[Image-based layout entries]
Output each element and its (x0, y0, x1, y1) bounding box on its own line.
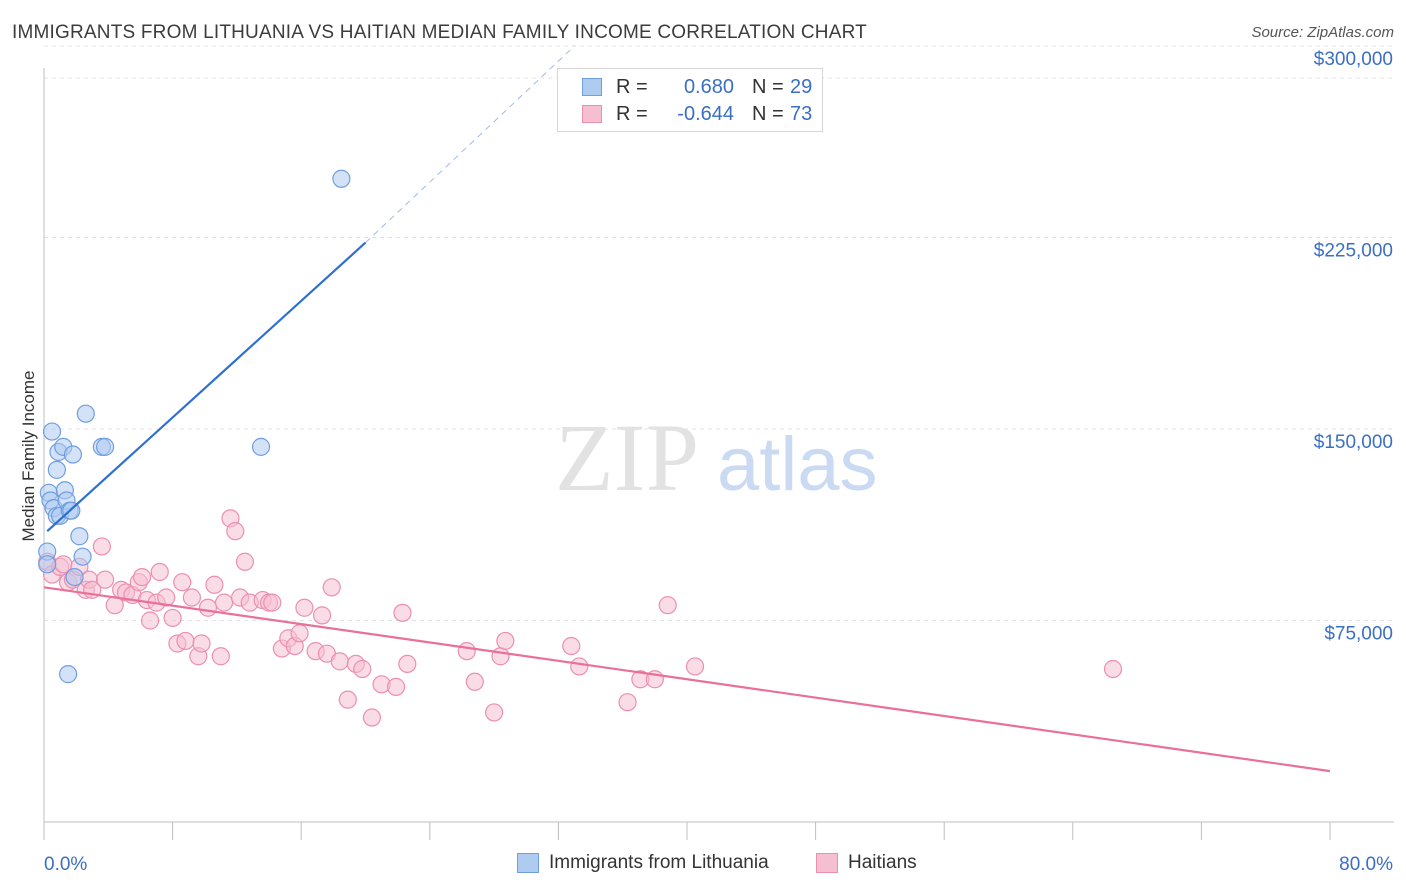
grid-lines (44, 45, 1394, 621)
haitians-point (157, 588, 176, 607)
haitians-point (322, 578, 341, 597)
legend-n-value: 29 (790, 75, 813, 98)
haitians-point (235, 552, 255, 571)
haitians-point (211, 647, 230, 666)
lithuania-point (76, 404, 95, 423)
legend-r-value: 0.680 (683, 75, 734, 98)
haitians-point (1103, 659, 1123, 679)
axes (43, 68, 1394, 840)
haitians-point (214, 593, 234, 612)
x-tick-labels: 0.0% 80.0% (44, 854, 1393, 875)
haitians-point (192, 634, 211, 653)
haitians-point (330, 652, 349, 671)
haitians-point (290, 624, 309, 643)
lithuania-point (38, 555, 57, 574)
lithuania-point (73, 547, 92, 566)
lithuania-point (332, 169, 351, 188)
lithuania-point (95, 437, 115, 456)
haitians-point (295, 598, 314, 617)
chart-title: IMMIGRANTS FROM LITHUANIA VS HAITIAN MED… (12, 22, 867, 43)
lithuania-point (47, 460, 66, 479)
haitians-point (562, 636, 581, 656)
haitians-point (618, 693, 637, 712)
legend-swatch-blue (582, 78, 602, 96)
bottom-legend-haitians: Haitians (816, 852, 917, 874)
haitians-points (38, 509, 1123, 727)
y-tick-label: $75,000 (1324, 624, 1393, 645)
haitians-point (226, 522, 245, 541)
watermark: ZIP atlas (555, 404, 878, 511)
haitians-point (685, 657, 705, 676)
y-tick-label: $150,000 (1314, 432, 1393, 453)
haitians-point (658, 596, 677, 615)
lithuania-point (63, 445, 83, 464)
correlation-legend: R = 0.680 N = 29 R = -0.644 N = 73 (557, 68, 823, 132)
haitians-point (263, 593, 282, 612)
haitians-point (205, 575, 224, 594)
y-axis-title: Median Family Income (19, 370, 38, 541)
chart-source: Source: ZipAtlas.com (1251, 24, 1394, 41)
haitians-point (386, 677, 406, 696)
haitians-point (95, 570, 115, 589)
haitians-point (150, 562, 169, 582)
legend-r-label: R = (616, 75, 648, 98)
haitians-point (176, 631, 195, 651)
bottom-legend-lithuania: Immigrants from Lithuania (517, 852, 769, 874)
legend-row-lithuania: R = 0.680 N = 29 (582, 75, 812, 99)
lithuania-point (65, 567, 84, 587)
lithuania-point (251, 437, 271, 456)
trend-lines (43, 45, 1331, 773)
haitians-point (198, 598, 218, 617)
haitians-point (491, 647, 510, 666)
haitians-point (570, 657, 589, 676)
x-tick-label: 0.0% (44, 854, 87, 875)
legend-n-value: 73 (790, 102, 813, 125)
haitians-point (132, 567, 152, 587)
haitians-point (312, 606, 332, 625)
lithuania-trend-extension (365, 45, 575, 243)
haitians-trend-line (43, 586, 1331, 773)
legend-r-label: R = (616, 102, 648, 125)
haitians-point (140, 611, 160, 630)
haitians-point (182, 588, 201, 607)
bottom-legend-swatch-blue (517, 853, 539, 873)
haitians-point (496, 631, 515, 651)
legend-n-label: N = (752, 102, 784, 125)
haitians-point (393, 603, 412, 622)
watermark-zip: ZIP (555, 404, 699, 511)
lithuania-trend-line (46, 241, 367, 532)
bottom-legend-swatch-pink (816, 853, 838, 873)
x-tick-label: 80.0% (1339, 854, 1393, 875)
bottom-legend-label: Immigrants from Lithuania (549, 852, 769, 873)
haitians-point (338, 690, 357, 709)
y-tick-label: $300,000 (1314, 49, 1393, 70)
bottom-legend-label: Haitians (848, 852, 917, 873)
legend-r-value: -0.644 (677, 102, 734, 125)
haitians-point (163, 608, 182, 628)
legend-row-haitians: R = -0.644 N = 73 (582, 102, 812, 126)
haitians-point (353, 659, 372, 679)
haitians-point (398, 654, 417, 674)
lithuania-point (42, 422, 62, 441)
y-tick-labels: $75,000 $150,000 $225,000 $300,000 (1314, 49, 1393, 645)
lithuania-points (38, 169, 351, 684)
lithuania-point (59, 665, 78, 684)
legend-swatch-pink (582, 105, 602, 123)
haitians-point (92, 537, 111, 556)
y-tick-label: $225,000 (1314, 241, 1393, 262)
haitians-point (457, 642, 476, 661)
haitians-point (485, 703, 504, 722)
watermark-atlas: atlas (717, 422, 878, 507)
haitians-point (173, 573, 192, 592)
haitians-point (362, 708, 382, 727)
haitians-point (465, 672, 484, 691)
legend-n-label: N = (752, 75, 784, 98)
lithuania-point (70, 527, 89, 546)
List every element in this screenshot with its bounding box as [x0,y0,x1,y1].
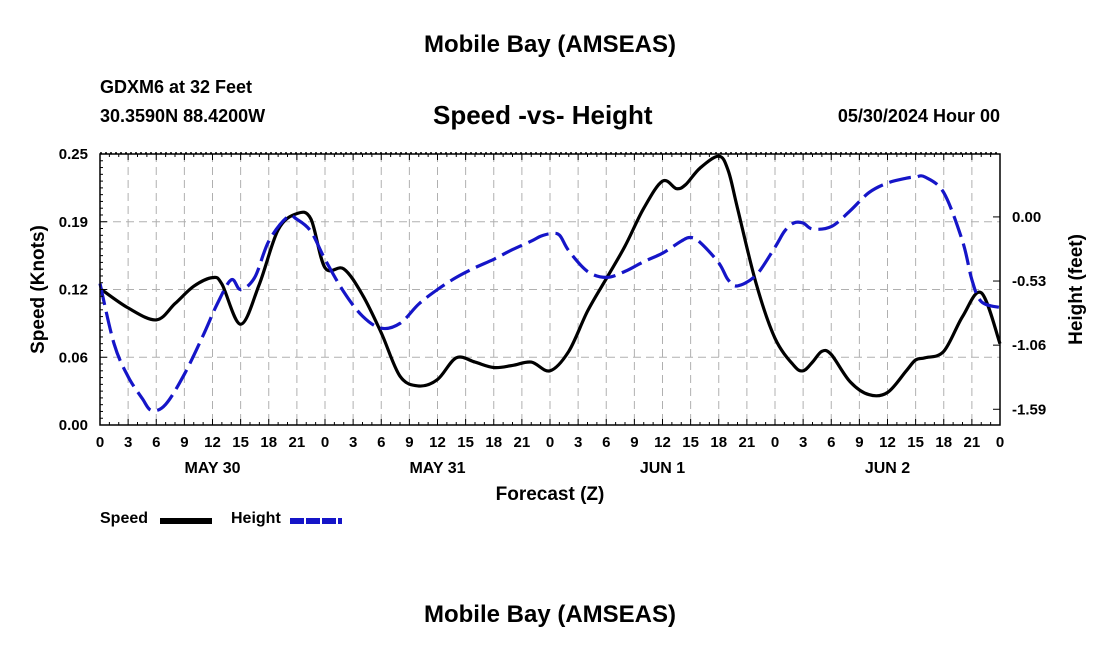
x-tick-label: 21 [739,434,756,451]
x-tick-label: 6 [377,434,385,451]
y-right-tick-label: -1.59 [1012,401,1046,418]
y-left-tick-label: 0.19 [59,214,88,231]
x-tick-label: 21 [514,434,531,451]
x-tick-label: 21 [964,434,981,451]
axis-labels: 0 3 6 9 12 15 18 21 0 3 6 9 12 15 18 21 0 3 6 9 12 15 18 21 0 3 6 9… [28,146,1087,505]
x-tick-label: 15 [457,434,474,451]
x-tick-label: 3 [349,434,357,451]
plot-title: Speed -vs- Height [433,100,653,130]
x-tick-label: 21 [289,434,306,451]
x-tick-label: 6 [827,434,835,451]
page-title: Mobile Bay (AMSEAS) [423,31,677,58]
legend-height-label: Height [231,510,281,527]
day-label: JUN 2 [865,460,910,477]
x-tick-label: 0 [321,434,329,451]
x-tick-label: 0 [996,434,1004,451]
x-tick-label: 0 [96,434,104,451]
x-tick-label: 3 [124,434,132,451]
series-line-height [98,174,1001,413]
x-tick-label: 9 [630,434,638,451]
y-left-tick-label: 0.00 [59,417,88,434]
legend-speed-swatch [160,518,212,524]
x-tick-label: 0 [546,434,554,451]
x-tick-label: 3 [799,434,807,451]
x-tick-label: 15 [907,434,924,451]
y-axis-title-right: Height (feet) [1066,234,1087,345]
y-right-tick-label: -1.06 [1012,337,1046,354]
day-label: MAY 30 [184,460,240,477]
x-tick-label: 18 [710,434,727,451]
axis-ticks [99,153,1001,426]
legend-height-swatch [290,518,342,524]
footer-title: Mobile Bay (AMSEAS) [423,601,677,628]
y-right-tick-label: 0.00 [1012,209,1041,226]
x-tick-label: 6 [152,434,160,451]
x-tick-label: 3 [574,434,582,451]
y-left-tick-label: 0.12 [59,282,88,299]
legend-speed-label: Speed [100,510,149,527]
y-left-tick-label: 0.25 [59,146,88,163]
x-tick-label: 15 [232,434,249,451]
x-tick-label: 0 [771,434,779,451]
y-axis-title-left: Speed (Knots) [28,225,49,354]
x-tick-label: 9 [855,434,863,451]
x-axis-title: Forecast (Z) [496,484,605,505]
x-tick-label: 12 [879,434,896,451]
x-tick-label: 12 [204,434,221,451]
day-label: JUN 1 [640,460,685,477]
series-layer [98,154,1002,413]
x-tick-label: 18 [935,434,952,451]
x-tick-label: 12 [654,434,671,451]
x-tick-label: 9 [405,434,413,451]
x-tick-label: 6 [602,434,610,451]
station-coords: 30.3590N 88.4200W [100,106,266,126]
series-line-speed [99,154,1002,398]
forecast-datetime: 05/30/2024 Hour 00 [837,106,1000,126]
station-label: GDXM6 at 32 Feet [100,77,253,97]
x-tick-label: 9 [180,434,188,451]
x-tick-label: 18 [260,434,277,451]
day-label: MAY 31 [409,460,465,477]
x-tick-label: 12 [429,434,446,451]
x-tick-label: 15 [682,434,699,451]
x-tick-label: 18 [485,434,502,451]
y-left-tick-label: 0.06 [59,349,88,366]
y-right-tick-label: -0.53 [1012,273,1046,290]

* **YOUR OBJECTIVE**
Convert the lines above, from the line with "grid-lines (44, 45, 1394, 621)" to the line with "legend-swatch-blue (582, 78, 602, 96)", into a numbered list, leaving out any blank lines.

* **ANSWER TO THE EXERCISE**
1. grid-lines (44, 45, 1394, 621)
2. haitians-point (157, 588, 176, 607)
3. haitians-point (322, 578, 341, 597)
4. legend-n-value: 29 (790, 75, 813, 98)
5. haitians-point (235, 552, 255, 571)
6. haitians-point (211, 647, 230, 666)
7. lithuania-point (76, 404, 95, 423)
8. legend-r-value: 0.680 (683, 75, 734, 98)
9. haitians-point (1103, 659, 1123, 679)
10. axes (43, 68, 1394, 840)
11. haitians-point (214, 593, 234, 612)
12. x-tick-labels: 0.0% 80.0% (44, 854, 1393, 875)
13. haitians-point (192, 634, 211, 653)
14. haitians-point (330, 652, 349, 671)
15. haitians-point (290, 624, 309, 643)
16. lithuania-point (38, 555, 57, 574)
17. lithuania-point (73, 547, 92, 566)
18. lithuania-point (332, 169, 351, 188)
19. lithuania-point (95, 437, 115, 456)
20. haitians-point (295, 598, 314, 617)
21. chart-title: IMMIGRANTS FROM LITHUANIA VS HAITIAN MED… (12, 22, 867, 43)
22. lithuania-point (47, 460, 66, 479)
23. haitians-point (562, 636, 581, 656)
24. haitians-point (618, 693, 637, 712)
25. legend-swatch-blue (582, 78, 602, 96)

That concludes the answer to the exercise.